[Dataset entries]
□ □ □ □ □ □ □

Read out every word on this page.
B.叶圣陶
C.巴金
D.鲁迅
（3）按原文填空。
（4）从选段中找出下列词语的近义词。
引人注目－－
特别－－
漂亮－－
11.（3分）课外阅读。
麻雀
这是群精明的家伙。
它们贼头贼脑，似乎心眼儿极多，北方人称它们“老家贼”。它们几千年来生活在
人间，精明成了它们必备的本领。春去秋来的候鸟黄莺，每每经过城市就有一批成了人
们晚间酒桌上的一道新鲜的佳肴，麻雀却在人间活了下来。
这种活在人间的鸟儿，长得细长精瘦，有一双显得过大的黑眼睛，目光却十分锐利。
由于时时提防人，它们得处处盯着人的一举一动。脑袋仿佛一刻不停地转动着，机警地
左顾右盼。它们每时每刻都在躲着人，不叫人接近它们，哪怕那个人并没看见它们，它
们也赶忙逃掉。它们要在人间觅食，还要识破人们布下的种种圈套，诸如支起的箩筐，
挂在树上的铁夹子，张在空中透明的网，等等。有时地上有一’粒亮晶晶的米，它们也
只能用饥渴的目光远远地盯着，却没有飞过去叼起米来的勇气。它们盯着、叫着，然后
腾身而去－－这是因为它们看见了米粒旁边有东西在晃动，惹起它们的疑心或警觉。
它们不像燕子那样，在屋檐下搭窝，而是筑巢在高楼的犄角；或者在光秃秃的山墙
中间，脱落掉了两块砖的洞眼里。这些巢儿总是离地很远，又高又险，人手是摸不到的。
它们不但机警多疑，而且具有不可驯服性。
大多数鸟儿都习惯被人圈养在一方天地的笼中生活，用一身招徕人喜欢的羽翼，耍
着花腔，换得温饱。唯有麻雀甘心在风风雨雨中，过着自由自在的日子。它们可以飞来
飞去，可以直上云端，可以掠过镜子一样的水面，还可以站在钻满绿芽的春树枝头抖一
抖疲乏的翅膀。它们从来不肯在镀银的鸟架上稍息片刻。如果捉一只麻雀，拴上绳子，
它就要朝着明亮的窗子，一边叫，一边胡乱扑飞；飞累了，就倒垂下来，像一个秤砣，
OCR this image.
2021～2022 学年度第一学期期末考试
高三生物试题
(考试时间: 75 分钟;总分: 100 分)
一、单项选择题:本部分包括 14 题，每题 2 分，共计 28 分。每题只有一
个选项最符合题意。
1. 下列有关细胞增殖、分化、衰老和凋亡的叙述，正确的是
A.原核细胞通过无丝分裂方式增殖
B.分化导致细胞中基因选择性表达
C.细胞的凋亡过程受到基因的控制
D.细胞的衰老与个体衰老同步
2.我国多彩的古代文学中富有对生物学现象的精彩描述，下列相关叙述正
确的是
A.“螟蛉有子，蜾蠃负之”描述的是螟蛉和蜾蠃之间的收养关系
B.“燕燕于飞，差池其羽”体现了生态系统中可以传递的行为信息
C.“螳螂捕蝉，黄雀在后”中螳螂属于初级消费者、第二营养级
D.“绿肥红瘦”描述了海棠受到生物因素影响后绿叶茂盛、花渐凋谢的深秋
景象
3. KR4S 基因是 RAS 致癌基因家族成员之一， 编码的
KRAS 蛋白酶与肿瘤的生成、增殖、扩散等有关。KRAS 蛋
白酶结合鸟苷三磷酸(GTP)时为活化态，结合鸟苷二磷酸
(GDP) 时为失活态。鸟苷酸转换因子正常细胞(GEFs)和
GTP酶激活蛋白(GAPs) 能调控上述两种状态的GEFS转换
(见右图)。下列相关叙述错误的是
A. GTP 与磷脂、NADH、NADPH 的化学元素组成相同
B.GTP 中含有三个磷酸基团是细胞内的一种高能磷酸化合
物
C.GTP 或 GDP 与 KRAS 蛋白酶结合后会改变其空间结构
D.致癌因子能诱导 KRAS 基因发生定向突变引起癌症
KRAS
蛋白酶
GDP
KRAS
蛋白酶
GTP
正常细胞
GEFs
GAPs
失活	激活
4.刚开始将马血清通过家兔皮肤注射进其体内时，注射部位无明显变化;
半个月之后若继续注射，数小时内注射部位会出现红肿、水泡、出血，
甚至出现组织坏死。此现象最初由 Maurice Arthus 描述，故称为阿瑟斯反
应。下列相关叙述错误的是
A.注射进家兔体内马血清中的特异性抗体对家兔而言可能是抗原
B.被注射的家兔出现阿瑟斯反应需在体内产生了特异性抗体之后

□ □ □ □ □ □ □

**Directions for this task**
Identify the lines above with the word "GAPs". Copy them.

**Completed task**
GTP酶激活蛋白(GAPs) 能调控上述两种状态的GEFS转换
GAPs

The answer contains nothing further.